> **WRITTEN EXERCISE**:
Filter the entries and keep only the lines where the string "Unlicensed" appears.

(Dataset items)

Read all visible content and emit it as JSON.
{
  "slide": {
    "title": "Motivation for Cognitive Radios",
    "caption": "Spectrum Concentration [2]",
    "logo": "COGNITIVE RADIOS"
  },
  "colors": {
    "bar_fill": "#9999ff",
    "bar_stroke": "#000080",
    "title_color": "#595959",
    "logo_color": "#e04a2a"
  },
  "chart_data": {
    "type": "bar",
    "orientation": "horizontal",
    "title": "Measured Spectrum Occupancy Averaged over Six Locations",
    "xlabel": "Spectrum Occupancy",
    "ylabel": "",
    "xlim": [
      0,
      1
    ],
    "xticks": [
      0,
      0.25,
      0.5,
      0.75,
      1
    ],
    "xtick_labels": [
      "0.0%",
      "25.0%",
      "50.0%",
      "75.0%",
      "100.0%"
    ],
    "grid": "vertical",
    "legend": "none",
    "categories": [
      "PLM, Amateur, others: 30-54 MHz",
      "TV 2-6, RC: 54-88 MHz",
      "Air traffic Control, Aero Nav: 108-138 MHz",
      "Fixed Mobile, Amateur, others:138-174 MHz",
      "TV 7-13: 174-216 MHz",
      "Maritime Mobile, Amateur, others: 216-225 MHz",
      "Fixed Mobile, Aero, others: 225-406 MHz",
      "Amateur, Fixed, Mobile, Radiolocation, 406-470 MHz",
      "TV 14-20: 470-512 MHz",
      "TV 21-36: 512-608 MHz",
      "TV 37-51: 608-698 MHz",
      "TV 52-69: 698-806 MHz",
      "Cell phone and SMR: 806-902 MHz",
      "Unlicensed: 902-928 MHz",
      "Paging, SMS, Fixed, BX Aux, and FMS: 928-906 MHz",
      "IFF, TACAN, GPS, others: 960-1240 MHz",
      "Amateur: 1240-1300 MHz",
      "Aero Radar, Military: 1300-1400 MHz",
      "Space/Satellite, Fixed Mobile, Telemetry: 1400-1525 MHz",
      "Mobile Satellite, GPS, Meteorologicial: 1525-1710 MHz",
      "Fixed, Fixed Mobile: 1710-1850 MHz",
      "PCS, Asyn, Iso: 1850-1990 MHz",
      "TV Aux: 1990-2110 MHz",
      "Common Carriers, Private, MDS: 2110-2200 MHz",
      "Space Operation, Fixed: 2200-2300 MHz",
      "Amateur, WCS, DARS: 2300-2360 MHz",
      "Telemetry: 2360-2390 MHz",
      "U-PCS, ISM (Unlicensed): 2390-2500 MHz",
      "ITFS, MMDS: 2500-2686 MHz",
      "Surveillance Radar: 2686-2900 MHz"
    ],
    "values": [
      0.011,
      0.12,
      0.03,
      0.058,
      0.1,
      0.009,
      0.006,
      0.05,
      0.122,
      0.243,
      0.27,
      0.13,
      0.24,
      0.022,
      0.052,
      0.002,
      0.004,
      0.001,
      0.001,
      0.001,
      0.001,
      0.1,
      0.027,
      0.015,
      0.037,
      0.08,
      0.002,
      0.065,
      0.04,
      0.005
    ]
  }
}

> **SOLUTION TO THIS TASK**:
      "Unlicensed: 902-928 MHz",
      "U-PCS, ISM (Unlicensed): 2390-2500 MHz",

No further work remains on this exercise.